Using the data below, gather each line that includes the word "title".
--- begin DATASET CONTENT ---
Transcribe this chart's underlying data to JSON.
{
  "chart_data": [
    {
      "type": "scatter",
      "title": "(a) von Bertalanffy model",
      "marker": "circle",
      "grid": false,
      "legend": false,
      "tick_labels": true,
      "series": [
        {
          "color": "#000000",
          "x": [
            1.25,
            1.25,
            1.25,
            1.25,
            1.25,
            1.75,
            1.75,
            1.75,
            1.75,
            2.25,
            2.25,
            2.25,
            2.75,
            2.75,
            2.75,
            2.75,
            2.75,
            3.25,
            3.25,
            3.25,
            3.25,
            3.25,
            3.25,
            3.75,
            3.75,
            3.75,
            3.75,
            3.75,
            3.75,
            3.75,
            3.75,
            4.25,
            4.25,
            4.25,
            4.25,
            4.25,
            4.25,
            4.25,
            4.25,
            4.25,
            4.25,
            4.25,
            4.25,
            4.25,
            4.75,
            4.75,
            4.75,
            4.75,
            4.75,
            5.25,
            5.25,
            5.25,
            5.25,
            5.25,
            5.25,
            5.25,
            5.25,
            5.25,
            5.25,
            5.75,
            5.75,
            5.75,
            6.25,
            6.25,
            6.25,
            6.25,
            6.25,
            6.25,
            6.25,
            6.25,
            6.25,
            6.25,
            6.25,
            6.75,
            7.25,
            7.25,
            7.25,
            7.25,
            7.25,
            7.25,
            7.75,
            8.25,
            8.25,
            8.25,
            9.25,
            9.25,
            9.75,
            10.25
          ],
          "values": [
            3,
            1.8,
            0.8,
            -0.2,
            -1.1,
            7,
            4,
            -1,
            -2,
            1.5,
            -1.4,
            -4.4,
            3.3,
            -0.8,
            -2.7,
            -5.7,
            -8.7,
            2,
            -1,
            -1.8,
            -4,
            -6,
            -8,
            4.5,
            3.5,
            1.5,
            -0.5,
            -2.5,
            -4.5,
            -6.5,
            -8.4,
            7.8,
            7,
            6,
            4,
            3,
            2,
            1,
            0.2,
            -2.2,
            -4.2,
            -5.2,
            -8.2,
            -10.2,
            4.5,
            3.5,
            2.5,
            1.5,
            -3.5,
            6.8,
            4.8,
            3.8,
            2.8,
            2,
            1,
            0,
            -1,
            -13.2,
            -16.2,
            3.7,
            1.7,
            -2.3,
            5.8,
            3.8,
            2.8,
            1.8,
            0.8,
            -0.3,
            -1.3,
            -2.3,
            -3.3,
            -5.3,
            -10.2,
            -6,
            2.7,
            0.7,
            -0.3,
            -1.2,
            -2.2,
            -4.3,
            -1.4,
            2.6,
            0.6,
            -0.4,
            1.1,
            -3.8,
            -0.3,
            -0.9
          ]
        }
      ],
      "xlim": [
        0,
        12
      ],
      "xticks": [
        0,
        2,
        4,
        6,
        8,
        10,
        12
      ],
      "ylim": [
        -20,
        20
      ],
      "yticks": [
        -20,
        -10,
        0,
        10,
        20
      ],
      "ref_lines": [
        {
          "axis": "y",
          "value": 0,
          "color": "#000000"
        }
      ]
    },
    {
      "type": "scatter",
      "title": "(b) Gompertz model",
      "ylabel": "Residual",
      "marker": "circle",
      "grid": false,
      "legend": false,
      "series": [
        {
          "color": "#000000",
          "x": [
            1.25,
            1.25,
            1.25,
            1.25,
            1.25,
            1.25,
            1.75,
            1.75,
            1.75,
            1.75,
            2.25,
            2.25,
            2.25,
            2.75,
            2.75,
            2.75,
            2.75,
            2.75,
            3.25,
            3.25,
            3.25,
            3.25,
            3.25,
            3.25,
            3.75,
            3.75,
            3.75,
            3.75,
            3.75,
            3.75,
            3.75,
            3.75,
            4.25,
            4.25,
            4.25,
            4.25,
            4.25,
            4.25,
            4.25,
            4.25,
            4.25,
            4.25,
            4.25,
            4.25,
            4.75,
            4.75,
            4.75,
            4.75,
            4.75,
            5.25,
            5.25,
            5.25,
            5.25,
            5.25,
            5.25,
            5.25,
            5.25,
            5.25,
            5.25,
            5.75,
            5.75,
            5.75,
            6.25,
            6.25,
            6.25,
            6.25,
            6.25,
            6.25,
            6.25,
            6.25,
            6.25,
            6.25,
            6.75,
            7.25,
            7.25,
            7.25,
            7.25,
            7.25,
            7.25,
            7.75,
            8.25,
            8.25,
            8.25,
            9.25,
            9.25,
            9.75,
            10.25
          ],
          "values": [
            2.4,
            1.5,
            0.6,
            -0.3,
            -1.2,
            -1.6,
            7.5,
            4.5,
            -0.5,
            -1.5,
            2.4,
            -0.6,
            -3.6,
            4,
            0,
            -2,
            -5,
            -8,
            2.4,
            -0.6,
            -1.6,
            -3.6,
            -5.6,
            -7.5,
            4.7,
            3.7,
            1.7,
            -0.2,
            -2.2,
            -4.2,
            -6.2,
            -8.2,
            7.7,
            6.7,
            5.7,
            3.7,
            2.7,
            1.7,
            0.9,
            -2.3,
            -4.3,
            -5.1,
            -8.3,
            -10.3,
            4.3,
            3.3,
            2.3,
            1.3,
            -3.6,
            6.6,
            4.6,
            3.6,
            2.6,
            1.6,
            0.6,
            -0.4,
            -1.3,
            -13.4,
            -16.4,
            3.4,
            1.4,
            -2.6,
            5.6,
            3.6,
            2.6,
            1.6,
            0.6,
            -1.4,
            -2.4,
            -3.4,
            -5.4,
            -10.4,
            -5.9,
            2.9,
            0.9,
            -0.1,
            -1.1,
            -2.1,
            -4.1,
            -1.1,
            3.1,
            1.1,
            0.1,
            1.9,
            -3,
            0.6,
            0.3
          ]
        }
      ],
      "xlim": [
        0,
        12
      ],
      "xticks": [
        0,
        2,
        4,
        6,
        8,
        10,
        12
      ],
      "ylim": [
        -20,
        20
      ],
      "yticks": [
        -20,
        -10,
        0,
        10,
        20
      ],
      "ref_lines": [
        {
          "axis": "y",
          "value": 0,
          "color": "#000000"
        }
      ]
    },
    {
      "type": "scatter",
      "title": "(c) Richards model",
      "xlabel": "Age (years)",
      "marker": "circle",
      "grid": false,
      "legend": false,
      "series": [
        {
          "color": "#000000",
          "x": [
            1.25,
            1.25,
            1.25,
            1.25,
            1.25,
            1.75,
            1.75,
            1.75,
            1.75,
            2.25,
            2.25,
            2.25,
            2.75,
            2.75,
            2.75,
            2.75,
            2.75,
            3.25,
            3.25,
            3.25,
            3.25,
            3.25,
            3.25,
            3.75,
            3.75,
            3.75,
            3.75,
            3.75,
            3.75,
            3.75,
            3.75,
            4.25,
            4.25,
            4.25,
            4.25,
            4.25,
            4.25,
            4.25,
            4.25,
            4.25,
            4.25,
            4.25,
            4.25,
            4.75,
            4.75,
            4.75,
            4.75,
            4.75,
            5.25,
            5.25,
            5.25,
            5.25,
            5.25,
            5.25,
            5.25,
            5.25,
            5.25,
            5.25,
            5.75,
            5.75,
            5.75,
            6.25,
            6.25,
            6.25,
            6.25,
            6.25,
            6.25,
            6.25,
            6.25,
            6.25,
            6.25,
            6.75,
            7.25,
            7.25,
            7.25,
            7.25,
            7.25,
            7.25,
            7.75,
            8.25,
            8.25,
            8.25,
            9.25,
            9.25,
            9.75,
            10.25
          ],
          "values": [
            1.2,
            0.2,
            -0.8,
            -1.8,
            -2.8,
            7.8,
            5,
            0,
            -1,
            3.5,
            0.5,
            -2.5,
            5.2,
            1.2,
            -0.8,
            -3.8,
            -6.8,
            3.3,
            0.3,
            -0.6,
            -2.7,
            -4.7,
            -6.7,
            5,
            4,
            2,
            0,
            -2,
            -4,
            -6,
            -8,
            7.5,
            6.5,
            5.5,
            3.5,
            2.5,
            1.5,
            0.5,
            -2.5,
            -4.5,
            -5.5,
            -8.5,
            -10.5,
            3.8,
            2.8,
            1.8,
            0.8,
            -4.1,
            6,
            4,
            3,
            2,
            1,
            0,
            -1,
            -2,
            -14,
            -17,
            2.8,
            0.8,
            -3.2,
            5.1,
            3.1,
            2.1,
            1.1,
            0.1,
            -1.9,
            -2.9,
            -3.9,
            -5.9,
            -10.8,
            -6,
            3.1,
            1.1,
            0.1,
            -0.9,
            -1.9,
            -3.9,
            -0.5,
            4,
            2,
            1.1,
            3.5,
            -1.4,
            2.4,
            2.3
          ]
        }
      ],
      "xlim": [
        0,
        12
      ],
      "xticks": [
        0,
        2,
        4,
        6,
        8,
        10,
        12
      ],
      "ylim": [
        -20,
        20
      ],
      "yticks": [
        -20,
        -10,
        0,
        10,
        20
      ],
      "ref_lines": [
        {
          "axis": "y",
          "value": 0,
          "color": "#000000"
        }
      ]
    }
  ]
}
--- end DATASET CONTENT ---
- _RIGHT ANSWER_:
      "title": "(a) von Bertalanffy model",
      "title": "(b) Gompertz model",
      "title": "(c) Richards model",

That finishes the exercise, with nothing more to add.